Records excerpted from a collection
══════

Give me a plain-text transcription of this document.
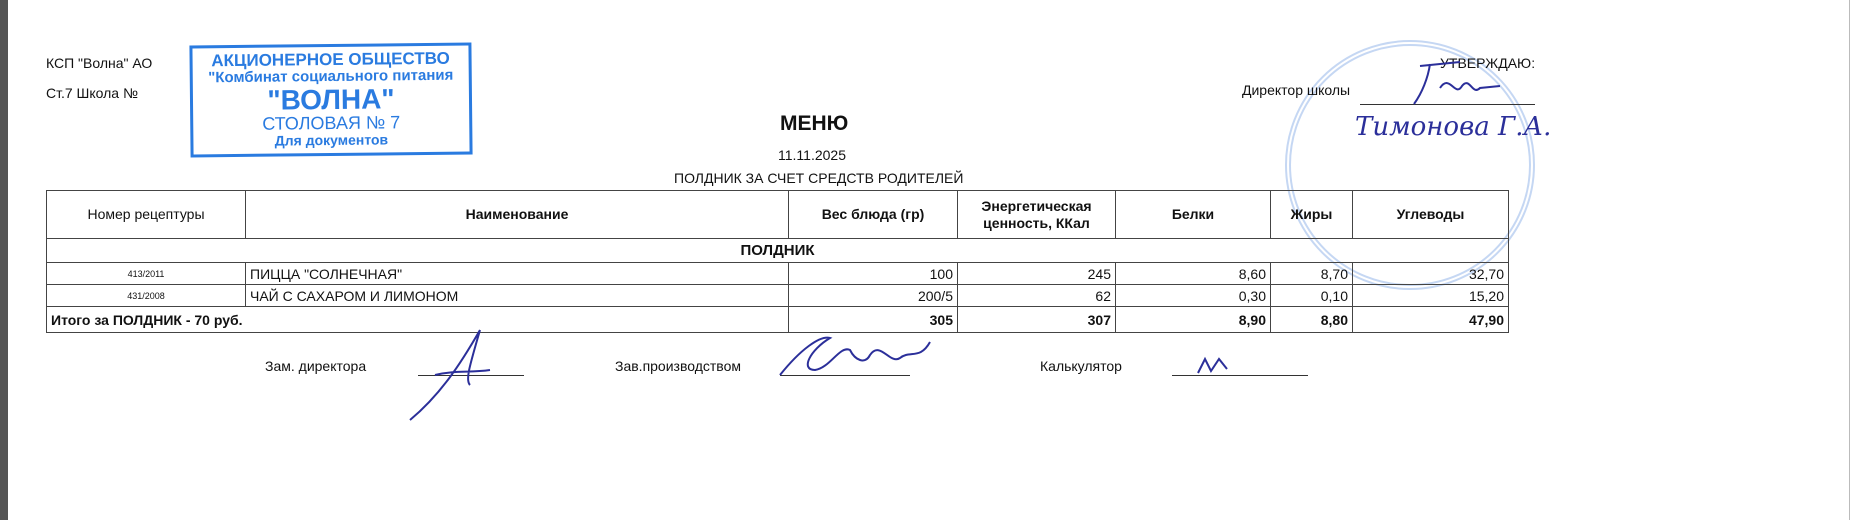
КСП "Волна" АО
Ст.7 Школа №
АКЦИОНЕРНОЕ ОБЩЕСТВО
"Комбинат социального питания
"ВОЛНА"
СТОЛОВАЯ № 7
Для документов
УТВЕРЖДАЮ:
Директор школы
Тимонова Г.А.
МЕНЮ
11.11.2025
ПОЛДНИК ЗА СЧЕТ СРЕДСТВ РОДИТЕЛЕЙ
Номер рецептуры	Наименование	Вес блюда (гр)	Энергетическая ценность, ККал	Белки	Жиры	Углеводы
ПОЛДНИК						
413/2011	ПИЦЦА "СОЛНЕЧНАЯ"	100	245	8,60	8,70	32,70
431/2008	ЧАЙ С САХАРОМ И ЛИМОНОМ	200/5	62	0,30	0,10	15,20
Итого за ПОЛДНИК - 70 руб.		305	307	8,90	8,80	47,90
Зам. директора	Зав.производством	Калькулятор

══════

§ DESCRIPTION OF THE TASK: Identify every line holding the word "ПОЛДНИК" and copy it out.

§ ANSWER FOR THIS EXERCISE:
ПОЛДНИК ЗА СЧЕТ СРЕДСТВ РОДИТЕЛЕЙ
ПОЛДНИК						
Итого за ПОЛДНИК - 70 руб.		305	307	8,90	8,80	47,90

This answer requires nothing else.